Written problem ▸
Set down the full listing exactly as given. Any pictures are to be left out.

— start Stored rows —

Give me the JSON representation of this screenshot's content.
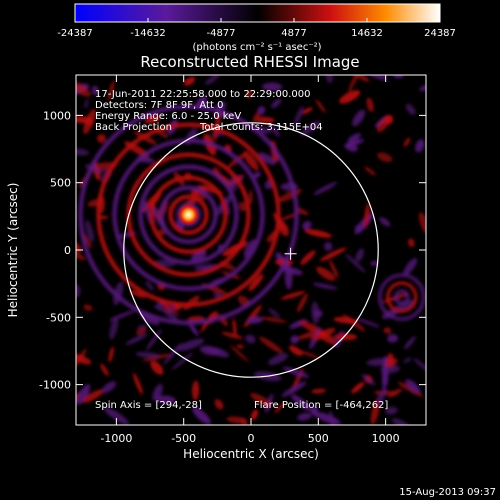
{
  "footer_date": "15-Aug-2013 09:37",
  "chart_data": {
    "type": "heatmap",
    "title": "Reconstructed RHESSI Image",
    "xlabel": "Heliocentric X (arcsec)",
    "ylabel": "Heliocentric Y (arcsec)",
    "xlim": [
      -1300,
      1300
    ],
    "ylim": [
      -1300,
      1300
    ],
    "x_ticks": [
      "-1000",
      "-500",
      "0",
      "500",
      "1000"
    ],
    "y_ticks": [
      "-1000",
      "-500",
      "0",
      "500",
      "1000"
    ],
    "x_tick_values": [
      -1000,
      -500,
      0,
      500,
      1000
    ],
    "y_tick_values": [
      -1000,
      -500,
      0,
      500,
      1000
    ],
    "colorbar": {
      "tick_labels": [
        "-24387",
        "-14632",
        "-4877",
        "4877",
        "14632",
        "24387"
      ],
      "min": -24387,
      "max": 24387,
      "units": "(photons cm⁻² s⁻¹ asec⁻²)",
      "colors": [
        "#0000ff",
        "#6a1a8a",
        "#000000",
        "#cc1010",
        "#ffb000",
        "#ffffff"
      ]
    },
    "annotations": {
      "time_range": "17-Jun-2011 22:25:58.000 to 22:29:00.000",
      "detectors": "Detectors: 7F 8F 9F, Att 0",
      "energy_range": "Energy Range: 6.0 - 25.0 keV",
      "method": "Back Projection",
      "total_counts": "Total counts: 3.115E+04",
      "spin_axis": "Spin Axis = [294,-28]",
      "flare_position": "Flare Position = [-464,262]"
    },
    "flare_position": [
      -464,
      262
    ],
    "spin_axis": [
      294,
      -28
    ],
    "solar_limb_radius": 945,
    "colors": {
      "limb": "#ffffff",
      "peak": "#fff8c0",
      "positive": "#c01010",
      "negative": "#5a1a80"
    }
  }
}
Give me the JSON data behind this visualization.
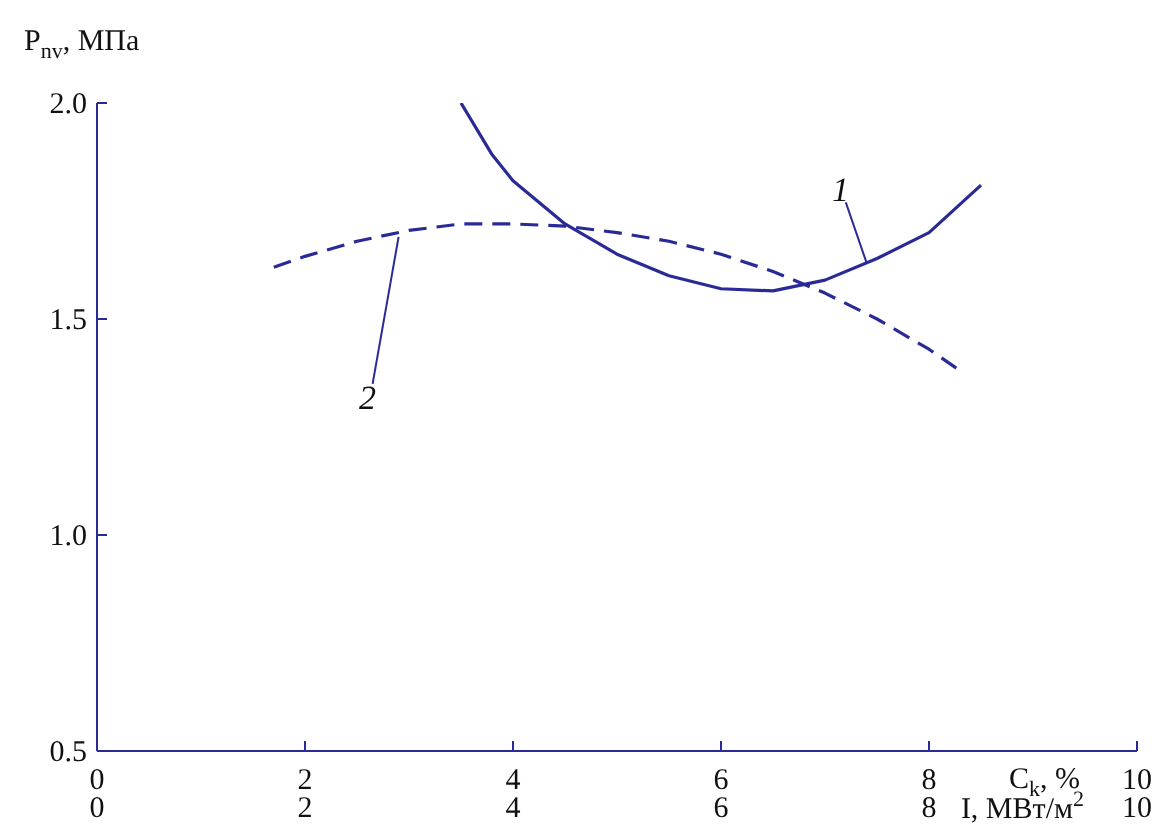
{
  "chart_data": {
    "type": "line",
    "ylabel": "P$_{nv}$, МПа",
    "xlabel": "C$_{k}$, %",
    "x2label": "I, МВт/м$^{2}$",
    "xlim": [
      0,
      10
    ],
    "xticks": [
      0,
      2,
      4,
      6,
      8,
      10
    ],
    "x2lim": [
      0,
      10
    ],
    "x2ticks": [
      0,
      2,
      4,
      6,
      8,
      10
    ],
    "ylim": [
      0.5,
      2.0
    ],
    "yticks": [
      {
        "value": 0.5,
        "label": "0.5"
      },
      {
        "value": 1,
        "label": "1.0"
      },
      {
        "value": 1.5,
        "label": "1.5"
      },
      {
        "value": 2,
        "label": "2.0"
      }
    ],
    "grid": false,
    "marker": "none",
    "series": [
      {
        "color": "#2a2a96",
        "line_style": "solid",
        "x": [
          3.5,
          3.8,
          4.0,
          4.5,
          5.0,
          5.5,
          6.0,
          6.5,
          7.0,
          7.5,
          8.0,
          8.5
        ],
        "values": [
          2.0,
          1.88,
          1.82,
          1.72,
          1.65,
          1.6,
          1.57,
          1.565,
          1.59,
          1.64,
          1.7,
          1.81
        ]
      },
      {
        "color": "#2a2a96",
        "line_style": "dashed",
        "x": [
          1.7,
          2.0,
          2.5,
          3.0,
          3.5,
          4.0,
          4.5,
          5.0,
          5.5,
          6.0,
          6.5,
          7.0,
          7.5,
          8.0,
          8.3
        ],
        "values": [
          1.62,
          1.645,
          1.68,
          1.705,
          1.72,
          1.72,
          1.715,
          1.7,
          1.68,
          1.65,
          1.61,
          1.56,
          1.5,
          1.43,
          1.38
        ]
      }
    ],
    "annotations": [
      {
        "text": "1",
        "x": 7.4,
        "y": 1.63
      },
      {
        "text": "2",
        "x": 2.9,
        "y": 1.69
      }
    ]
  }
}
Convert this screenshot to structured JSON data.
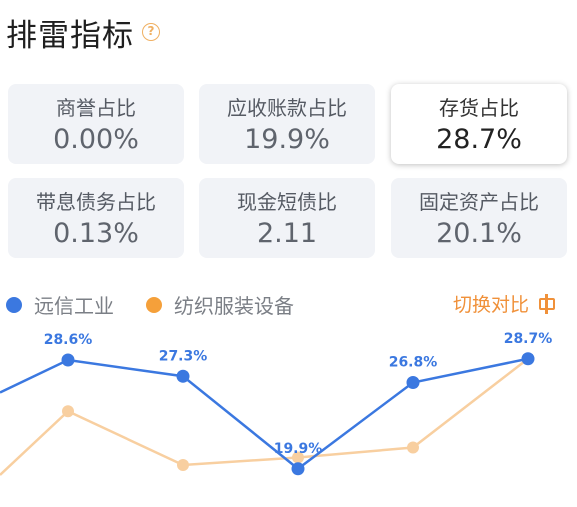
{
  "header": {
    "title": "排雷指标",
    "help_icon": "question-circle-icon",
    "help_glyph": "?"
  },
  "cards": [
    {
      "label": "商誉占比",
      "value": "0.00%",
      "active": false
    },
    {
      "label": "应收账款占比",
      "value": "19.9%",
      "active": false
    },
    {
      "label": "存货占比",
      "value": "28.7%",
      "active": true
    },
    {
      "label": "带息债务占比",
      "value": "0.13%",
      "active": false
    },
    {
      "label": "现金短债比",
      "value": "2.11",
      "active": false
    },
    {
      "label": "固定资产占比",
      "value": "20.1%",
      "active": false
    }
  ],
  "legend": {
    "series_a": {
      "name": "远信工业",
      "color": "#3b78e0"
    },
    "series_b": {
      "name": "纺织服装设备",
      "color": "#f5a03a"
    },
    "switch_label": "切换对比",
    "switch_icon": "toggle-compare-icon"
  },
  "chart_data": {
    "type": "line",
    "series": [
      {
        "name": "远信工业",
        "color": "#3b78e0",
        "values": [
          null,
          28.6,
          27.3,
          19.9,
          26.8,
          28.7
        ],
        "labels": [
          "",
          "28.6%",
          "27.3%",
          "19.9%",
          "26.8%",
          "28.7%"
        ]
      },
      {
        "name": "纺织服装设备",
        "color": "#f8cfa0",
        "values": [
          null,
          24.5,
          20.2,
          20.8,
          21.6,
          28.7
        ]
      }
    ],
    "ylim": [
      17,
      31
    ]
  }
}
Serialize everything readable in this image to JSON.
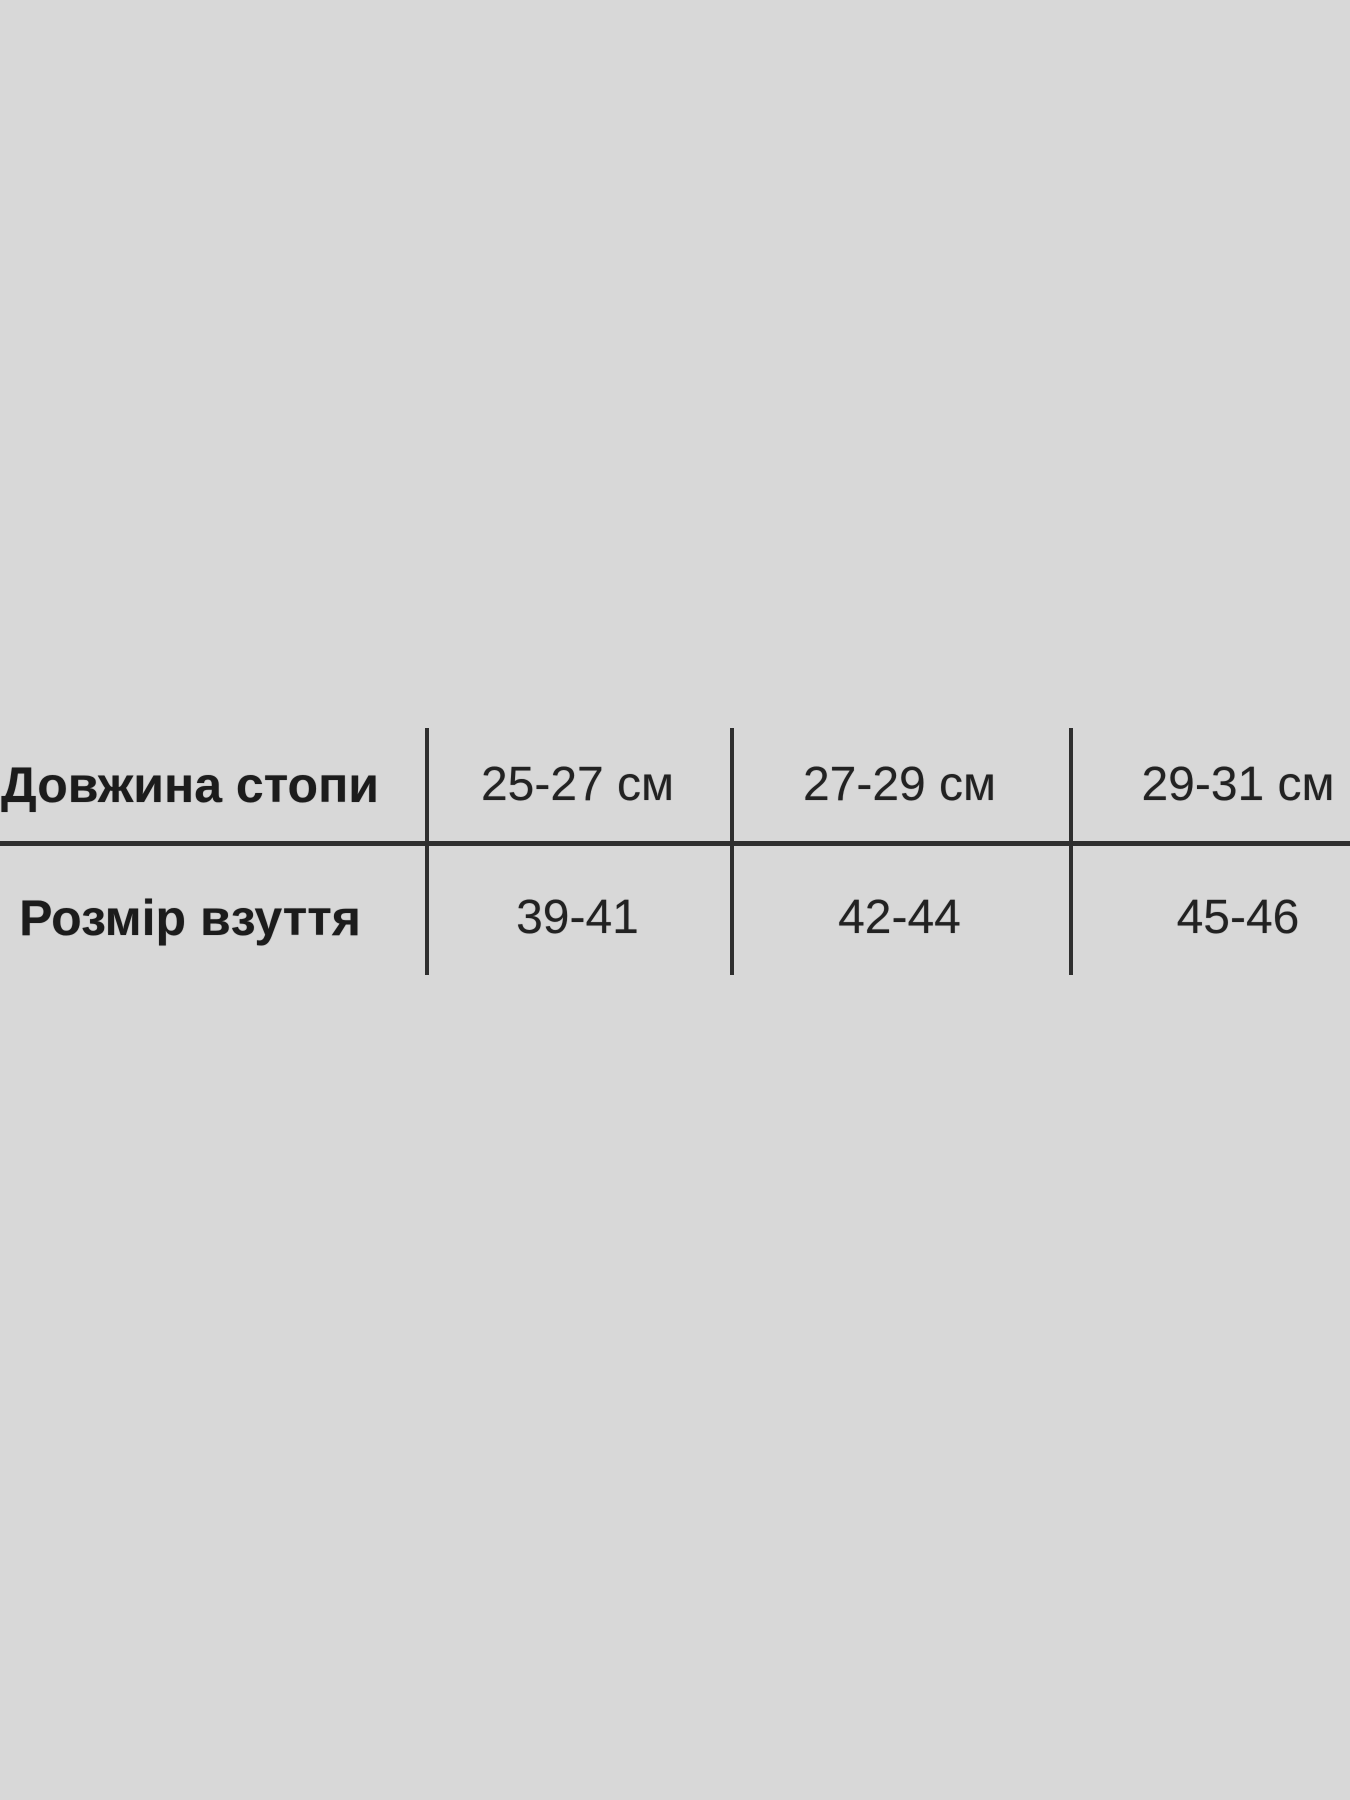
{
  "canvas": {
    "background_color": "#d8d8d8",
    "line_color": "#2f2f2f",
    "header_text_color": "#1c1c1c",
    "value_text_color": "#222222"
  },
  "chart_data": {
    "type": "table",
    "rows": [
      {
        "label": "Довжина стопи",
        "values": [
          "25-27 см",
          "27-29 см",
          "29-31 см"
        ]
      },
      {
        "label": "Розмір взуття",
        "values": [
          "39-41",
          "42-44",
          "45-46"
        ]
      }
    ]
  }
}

— end Stored rows —

Solution for this problem ▸
Give me the JSON representation of this screenshot's content.
{
  "footer_date": "15-Aug-2013 09:37",
  "chart_data": {
    "type": "heatmap",
    "title": "Reconstructed RHESSI Image",
    "xlabel": "Heliocentric X (arcsec)",
    "ylabel": "Heliocentric Y (arcsec)",
    "xlim": [
      -1300,
      1300
    ],
    "ylim": [
      -1300,
      1300
    ],
    "x_ticks": [
      "-1000",
      "-500",
      "0",
      "500",
      "1000"
    ],
    "y_ticks": [
      "-1000",
      "-500",
      "0",
      "500",
      "1000"
    ],
    "x_tick_values": [
      -1000,
      -500,
      0,
      500,
      1000
    ],
    "y_tick_values": [
      -1000,
      -500,
      0,
      500,
      1000
    ],
    "colorbar": {
      "tick_labels": [
        "-24387",
        "-14632",
        "-4877",
        "4877",
        "14632",
        "24387"
      ],
      "min": -24387,
      "max": 24387,
      "units": "(photons cm⁻² s⁻¹ asec⁻²)",
      "colors": [
        "#0000ff",
        "#6a1a8a",
        "#000000",
        "#cc1010",
        "#ffb000",
        "#ffffff"
      ]
    },
    "annotations": {
      "time_range": "17-Jun-2011 22:25:58.000 to 22:29:00.000",
      "detectors": "Detectors: 7F 8F 9F, Att 0",
      "energy_range": "Energy Range: 6.0 - 25.0 keV",
      "method": "Back Projection",
      "total_counts": "Total counts: 3.115E+04",
      "spin_axis": "Spin Axis = [294,-28]",
      "flare_position": "Flare Position = [-464,262]"
    },
    "flare_position": [
      -464,
      262
    ],
    "spin_axis": [
      294,
      -28
    ],
    "solar_limb_radius": 945,
    "colors": {
      "limb": "#ffffff",
      "peak": "#fff8c0",
      "positive": "#c01010",
      "negative": "#5a1a80"
    }
  }
}
Give me the JSON data behind this visualization.
{
  "chart_data": {
    "type": "line",
    "ylabel": "P$_{nv}$, МПа",
    "xlabel": "C$_{k}$, %",
    "x2label": "I, МВт/м$^{2}$",
    "xlim": [
      0,
      10
    ],
    "xticks": [
      0,
      2,
      4,
      6,
      8,
      10
    ],
    "x2lim": [
      0,
      10
    ],
    "x2ticks": [
      0,
      2,
      4,
      6,
      8,
      10
    ],
    "ylim": [
      0.5,
      2.0
    ],
    "yticks": [
      {
        "value": 0.5,
        "label": "0.5"
      },
      {
        "value": 1,
        "label": "1.0"
      },
      {
        "value": 1.5,
        "label": "1.5"
      },
      {
        "value": 2,
        "label": "2.0"
      }
    ],
    "grid": false,
    "marker": "none",
    "series": [
      {
        "color": "#2a2a96",
        "line_style": "solid",
        "x": [
          3.5,
          3.8,
          4.0,
          4.5,
          5.0,
          5.5,
          6.0,
          6.5,
          7.0,
          7.5,
          8.0,
          8.5
        ],
        "values": [
          2.0,
          1.88,
          1.82,
          1.72,
          1.65,
          1.6,
          1.57,
          1.565,
          1.59,
          1.64,
          1.7,
          1.81
        ]
      },
      {
        "color": "#2a2a96",
        "line_style": "dashed",
        "x": [
          1.7,
          2.0,
          2.5,
          3.0,
          3.5,
          4.0,
          4.5,
          5.0,
          5.5,
          6.0,
          6.5,
          7.0,
          7.5,
          8.0,
          8.3
        ],
        "values": [
          1.62,
          1.645,
          1.68,
          1.705,
          1.72,
          1.72,
          1.715,
          1.7,
          1.68,
          1.65,
          1.61,
          1.56,
          1.5,
          1.43,
          1.38
        ]
      }
    ],
    "annotations": [
      {
        "text": "1",
        "x": 7.4,
        "y": 1.63
      },
      {
        "text": "2",
        "x": 2.9,
        "y": 1.69
      }
    ]
  }
}
Convert this screenshot to structured JSON data.
{
  "header": {
    "title": "排雷指标",
    "help_icon": "question-circle-icon",
    "help_glyph": "?"
  },
  "cards": [
    {
      "label": "商誉占比",
      "value": "0.00%",
      "active": false
    },
    {
      "label": "应收账款占比",
      "value": "19.9%",
      "active": false
    },
    {
      "label": "存货占比",
      "value": "28.7%",
      "active": true
    },
    {
      "label": "带息债务占比",
      "value": "0.13%",
      "active": false
    },
    {
      "label": "现金短债比",
      "value": "2.11",
      "active": false
    },
    {
      "label": "固定资产占比",
      "value": "20.1%",
      "active": false
    }
  ],
  "legend": {
    "series_a": {
      "name": "远信工业",
      "color": "#3b78e0"
    },
    "series_b": {
      "name": "纺织服装设备",
      "color": "#f5a03a"
    },
    "switch_label": "切换对比",
    "switch_icon": "toggle-compare-icon"
  },
  "chart_data": {
    "type": "line",
    "series": [
      {
        "name": "远信工业",
        "color": "#3b78e0",
        "values": [
          null,
          28.6,
          27.3,
          19.9,
          26.8,
          28.7
        ],
        "labels": [
          "",
          "28.6%",
          "27.3%",
          "19.9%",
          "26.8%",
          "28.7%"
        ]
      },
      {
        "name": "纺织服装设备",
        "color": "#f8cfa0",
        "values": [
          null,
          24.5,
          20.2,
          20.8,
          21.6,
          28.7
        ]
      }
    ],
    "ylim": [
      17,
      31
    ]
  }
}
Serialize everything readable in this image to JSON.
{
  "canvas": {
    "background_color": "#d8d8d8",
    "line_color": "#2f2f2f",
    "header_text_color": "#1c1c1c",
    "value_text_color": "#222222"
  },
  "chart_data": {
    "type": "table",
    "rows": [
      {
        "label": "Довжина стопи",
        "values": [
          "25-27 см",
          "27-29 см",
          "29-31 см"
        ]
      },
      {
        "label": "Розмір взуття",
        "values": [
          "39-41",
          "42-44",
          "45-46"
        ]
      }
    ]
  }
}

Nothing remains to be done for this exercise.